## Goal of the exercise
Your task is to give the listing below back word for word, pictures excluded.

>> begin Records provided

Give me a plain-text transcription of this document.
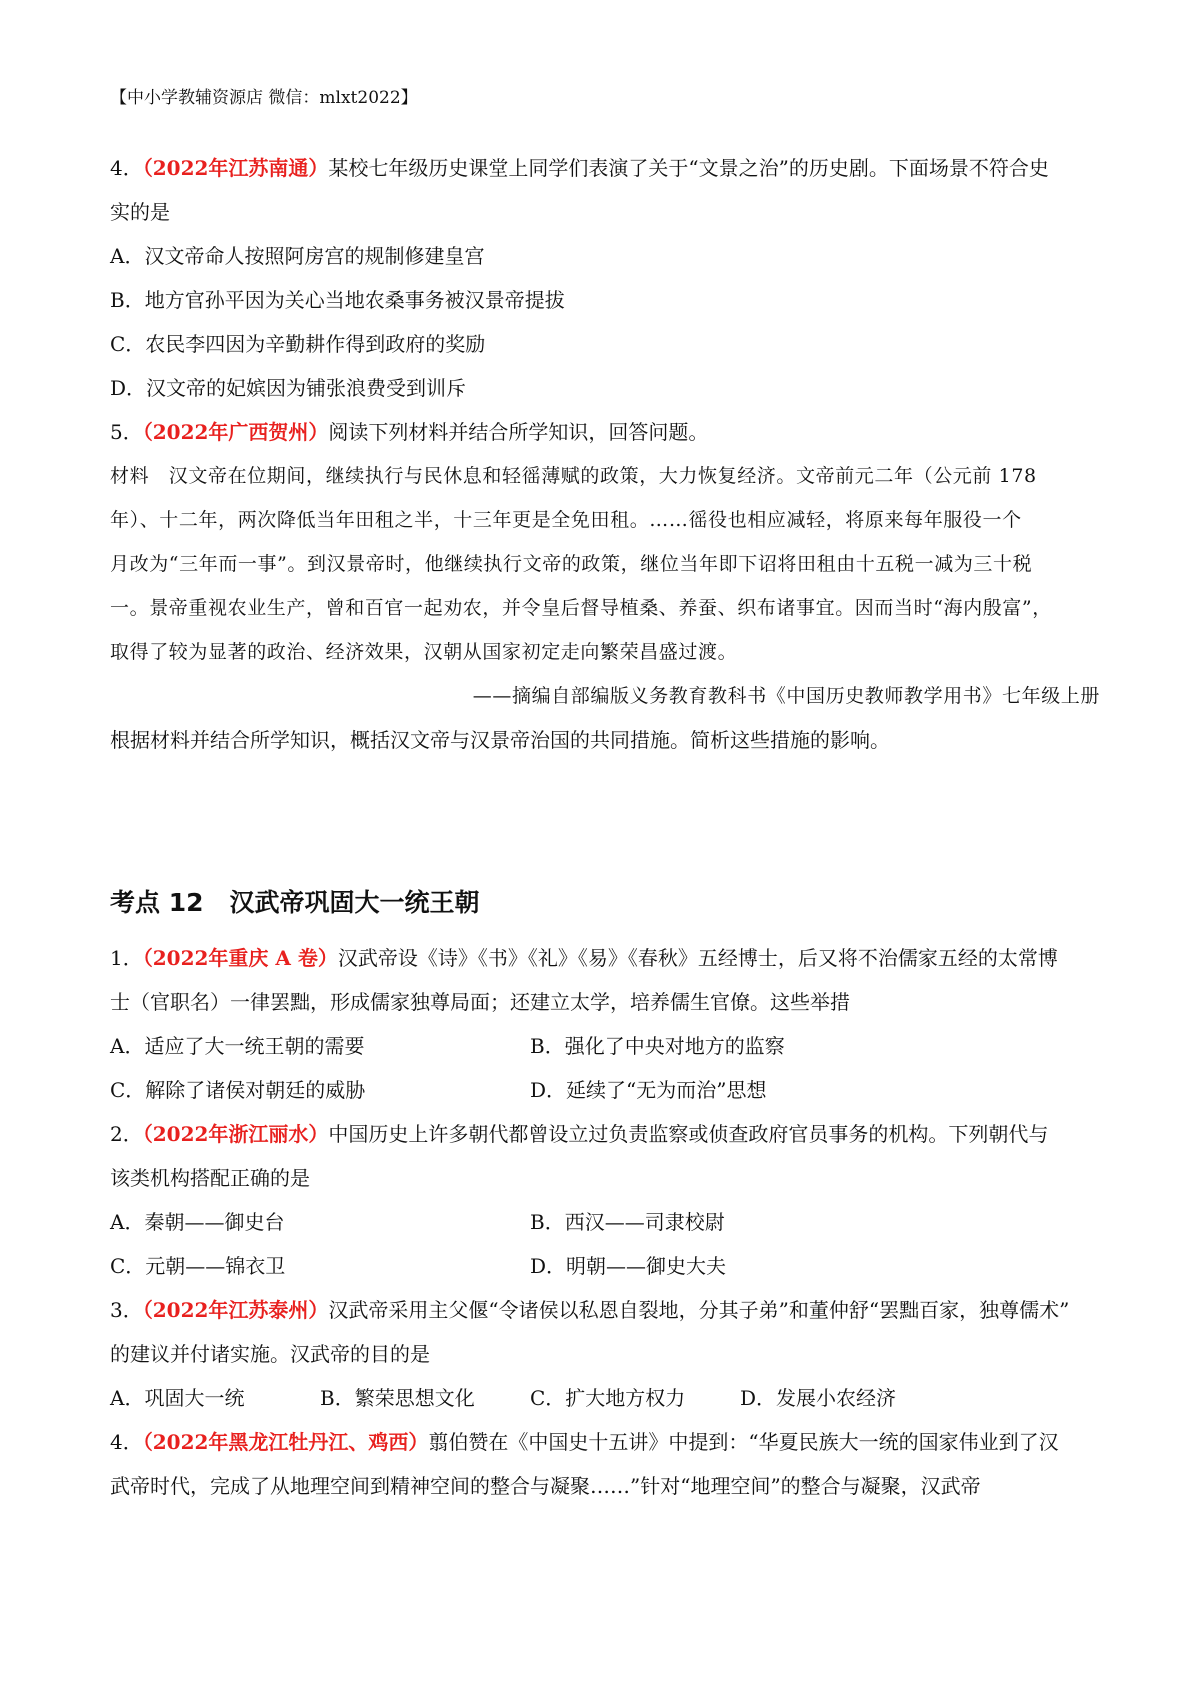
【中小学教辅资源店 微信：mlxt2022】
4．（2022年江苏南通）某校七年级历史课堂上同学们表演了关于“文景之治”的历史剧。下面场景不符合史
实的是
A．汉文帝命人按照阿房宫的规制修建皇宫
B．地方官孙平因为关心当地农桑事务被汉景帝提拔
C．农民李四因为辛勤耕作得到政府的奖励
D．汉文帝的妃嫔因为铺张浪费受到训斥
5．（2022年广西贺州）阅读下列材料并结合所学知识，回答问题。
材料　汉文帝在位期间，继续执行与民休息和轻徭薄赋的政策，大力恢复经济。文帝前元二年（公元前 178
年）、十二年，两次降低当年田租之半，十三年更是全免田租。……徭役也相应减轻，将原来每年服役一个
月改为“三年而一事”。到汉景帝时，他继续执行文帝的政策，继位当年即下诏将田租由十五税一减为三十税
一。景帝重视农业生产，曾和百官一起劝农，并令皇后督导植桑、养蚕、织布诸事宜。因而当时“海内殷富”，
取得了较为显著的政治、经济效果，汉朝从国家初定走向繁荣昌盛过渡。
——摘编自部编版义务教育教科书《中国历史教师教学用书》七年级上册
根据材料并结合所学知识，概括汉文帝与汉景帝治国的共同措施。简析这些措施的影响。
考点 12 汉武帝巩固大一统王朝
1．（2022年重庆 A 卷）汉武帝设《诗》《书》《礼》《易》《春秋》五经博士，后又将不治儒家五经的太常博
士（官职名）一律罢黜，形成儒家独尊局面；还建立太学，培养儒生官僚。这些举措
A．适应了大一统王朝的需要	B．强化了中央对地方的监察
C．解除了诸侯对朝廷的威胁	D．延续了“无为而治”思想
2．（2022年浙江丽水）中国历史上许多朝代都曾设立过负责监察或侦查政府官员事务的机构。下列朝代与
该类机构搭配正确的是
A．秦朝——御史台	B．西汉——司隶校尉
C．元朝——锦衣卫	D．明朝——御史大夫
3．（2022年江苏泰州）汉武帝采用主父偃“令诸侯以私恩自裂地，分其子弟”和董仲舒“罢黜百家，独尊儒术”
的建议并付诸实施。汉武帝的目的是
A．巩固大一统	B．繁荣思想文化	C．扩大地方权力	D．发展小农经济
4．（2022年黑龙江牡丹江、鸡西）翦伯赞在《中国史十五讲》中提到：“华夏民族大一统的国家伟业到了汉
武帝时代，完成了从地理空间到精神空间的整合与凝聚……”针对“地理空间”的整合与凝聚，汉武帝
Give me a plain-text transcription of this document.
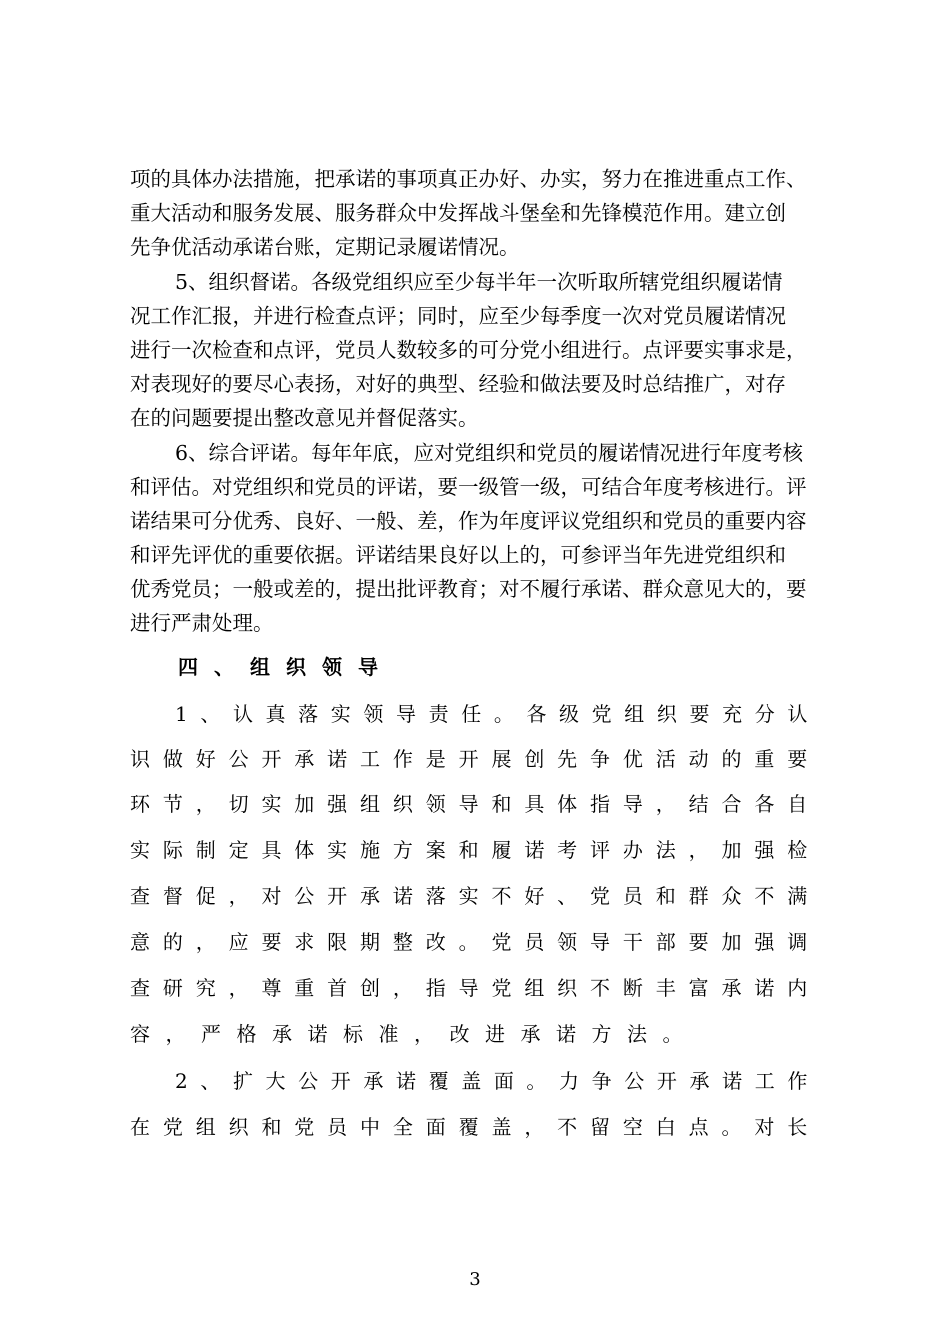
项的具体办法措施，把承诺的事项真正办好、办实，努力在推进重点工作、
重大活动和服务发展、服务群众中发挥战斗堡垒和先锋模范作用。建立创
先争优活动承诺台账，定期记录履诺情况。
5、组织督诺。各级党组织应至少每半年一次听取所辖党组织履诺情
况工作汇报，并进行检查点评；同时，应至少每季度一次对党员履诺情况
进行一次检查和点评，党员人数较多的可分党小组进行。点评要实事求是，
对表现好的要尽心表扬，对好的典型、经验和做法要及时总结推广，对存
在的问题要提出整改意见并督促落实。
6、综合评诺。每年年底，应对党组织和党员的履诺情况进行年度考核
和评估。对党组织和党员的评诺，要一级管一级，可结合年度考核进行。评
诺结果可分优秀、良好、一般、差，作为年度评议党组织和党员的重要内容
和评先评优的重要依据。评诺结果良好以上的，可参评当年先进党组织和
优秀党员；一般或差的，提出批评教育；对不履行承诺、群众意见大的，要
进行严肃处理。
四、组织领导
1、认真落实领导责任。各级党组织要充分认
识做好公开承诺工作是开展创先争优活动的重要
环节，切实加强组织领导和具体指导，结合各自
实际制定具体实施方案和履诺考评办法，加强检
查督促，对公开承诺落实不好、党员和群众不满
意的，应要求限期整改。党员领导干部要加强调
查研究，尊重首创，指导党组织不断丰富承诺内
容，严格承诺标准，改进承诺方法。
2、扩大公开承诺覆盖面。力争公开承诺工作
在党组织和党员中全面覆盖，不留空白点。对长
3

>> end Records provided

## The answer
Give me a plain-text transcription of this document.
【中小学教辅资源店 微信：mlxt2022】
4．（2022年江苏南通）某校七年级历史课堂上同学们表演了关于“文景之治”的历史剧。下面场景不符合史
实的是
A．汉文帝命人按照阿房宫的规制修建皇宫
B．地方官孙平因为关心当地农桑事务被汉景帝提拔
C．农民李四因为辛勤耕作得到政府的奖励
D．汉文帝的妃嫔因为铺张浪费受到训斥
5．（2022年广西贺州）阅读下列材料并结合所学知识，回答问题。
材料　汉文帝在位期间，继续执行与民休息和轻徭薄赋的政策，大力恢复经济。文帝前元二年（公元前 178
年）、十二年，两次降低当年田租之半，十三年更是全免田租。……徭役也相应减轻，将原来每年服役一个
月改为“三年而一事”。到汉景帝时，他继续执行文帝的政策，继位当年即下诏将田租由十五税一减为三十税
一。景帝重视农业生产，曾和百官一起劝农，并令皇后督导植桑、养蚕、织布诸事宜。因而当时“海内殷富”，
取得了较为显著的政治、经济效果，汉朝从国家初定走向繁荣昌盛过渡。
——摘编自部编版义务教育教科书《中国历史教师教学用书》七年级上册
根据材料并结合所学知识，概括汉文帝与汉景帝治国的共同措施。简析这些措施的影响。
考点 12 汉武帝巩固大一统王朝
1．（2022年重庆 A 卷）汉武帝设《诗》《书》《礼》《易》《春秋》五经博士，后又将不治儒家五经的太常博
士（官职名）一律罢黜，形成儒家独尊局面；还建立太学，培养儒生官僚。这些举措
A．适应了大一统王朝的需要	B．强化了中央对地方的监察
C．解除了诸侯对朝廷的威胁	D．延续了“无为而治”思想
2．（2022年浙江丽水）中国历史上许多朝代都曾设立过负责监察或侦查政府官员事务的机构。下列朝代与
该类机构搭配正确的是
A．秦朝——御史台	B．西汉——司隶校尉
C．元朝——锦衣卫	D．明朝——御史大夫
3．（2022年江苏泰州）汉武帝采用主父偃“令诸侯以私恩自裂地，分其子弟”和董仲舒“罢黜百家，独尊儒术”
的建议并付诸实施。汉武帝的目的是
A．巩固大一统	B．繁荣思想文化	C．扩大地方权力	D．发展小农经济
4．（2022年黑龙江牡丹江、鸡西）翦伯赞在《中国史十五讲》中提到：“华夏民族大一统的国家伟业到了汉
武帝时代，完成了从地理空间到精神空间的整合与凝聚……”针对“地理空间”的整合与凝聚，汉武帝
Give me a plain-text transcription of this document.
项的具体办法措施，把承诺的事项真正办好、办实，努力在推进重点工作、
重大活动和服务发展、服务群众中发挥战斗堡垒和先锋模范作用。建立创
先争优活动承诺台账，定期记录履诺情况。
5、组织督诺。各级党组织应至少每半年一次听取所辖党组织履诺情
况工作汇报，并进行检查点评；同时，应至少每季度一次对党员履诺情况
进行一次检查和点评，党员人数较多的可分党小组进行。点评要实事求是，
对表现好的要尽心表扬，对好的典型、经验和做法要及时总结推广，对存
在的问题要提出整改意见并督促落实。
6、综合评诺。每年年底，应对党组织和党员的履诺情况进行年度考核
和评估。对党组织和党员的评诺，要一级管一级，可结合年度考核进行。评
诺结果可分优秀、良好、一般、差，作为年度评议党组织和党员的重要内容
和评先评优的重要依据。评诺结果良好以上的，可参评当年先进党组织和
优秀党员；一般或差的，提出批评教育；对不履行承诺、群众意见大的，要
进行严肃处理。
四、组织领导
1、认真落实领导责任。各级党组织要充分认
识做好公开承诺工作是开展创先争优活动的重要
环节，切实加强组织领导和具体指导，结合各自
实际制定具体实施方案和履诺考评办法，加强检
查督促，对公开承诺落实不好、党员和群众不满
意的，应要求限期整改。党员领导干部要加强调
查研究，尊重首创，指导党组织不断丰富承诺内
容，严格承诺标准，改进承诺方法。
2、扩大公开承诺覆盖面。力争公开承诺工作
在党组织和党员中全面覆盖，不留空白点。对长
3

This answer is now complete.